====== EXERCISE INPUTS

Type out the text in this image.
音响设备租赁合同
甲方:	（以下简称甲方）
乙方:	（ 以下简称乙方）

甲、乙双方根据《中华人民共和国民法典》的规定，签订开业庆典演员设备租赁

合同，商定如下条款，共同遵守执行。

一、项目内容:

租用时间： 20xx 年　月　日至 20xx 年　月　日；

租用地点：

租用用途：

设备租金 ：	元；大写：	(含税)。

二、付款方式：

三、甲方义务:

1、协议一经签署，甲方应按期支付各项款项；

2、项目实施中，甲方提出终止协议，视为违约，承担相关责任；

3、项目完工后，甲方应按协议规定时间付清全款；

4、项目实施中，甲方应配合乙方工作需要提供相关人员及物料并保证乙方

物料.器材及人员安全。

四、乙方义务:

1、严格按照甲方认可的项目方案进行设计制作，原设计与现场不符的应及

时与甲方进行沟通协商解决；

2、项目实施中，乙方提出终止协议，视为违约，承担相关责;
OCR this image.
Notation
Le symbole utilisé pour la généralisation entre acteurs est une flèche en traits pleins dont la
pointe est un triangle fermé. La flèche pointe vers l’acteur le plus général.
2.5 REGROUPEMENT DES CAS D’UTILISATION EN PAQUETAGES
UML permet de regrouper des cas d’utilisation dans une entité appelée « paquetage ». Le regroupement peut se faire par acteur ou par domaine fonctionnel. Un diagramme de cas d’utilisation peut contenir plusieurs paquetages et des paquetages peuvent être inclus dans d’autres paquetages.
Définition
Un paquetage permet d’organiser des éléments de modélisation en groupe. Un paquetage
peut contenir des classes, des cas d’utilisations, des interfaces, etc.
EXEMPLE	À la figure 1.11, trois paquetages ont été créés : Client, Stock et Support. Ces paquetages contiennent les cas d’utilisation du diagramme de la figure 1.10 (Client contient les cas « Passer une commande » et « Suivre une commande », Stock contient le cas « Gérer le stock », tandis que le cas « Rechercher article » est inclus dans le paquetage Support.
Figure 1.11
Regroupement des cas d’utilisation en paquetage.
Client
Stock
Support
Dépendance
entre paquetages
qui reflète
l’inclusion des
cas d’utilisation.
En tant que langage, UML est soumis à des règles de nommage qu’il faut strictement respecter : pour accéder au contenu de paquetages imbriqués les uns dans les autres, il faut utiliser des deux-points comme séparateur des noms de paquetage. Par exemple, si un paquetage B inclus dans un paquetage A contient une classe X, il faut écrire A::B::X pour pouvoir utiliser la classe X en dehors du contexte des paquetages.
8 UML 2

============

Write down the full listing again, exactly.

Type out the text in this image.
音响设备租赁合同
甲方:	（以下简称甲方）
乙方:	（ 以下简称乙方）

甲、乙双方根据《中华人民共和国民法典》的规定，签订开业庆典演员设备租赁

合同，商定如下条款，共同遵守执行。

一、项目内容:

租用时间： 20xx 年　月　日至 20xx 年　月　日；

租用地点：

租用用途：

设备租金 ：	元；大写：	(含税)。

二、付款方式：

三、甲方义务:

1、协议一经签署，甲方应按期支付各项款项；

2、项目实施中，甲方提出终止协议，视为违约，承担相关责任；

3、项目完工后，甲方应按协议规定时间付清全款；

4、项目实施中，甲方应配合乙方工作需要提供相关人员及物料并保证乙方

物料.器材及人员安全。

四、乙方义务:

1、严格按照甲方认可的项目方案进行设计制作，原设计与现场不符的应及

时与甲方进行沟通协商解决；

2、项目实施中，乙方提出终止协议，视为违约，承担相关责;
OCR this image.
Notation
Le symbole utilisé pour la généralisation entre acteurs est une flèche en traits pleins dont la
pointe est un triangle fermé. La flèche pointe vers l’acteur le plus général.
2.5 REGROUPEMENT DES CAS D’UTILISATION EN PAQUETAGES
UML permet de regrouper des cas d’utilisation dans une entité appelée « paquetage ». Le regroupement peut se faire par acteur ou par domaine fonctionnel. Un diagramme de cas d’utilisation peut contenir plusieurs paquetages et des paquetages peuvent être inclus dans d’autres paquetages.
Définition
Un paquetage permet d’organiser des éléments de modélisation en groupe. Un paquetage
peut contenir des classes, des cas d’utilisations, des interfaces, etc.
EXEMPLE	À la figure 1.11, trois paquetages ont été créés : Client, Stock et Support. Ces paquetages contiennent les cas d’utilisation du diagramme de la figure 1.10 (Client contient les cas « Passer une commande » et « Suivre une commande », Stock contient le cas « Gérer le stock », tandis que le cas « Rechercher article » est inclus dans le paquetage Support.
Figure 1.11
Regroupement des cas d’utilisation en paquetage.
Client
Stock
Support
Dépendance
entre paquetages
qui reflète
l’inclusion des
cas d’utilisation.
En tant que langage, UML est soumis à des règles de nommage qu’il faut strictement respecter : pour accéder au contenu de paquetages imbriqués les uns dans les autres, il faut utiliser des deux-points comme séparateur des noms de paquetage. Par exemple, si un paquetage B inclus dans un paquetage A contient une classe X, il faut écrire A::B::X pour pouvoir utiliser la classe X en dehors du contexte des paquetages.
8 UML 2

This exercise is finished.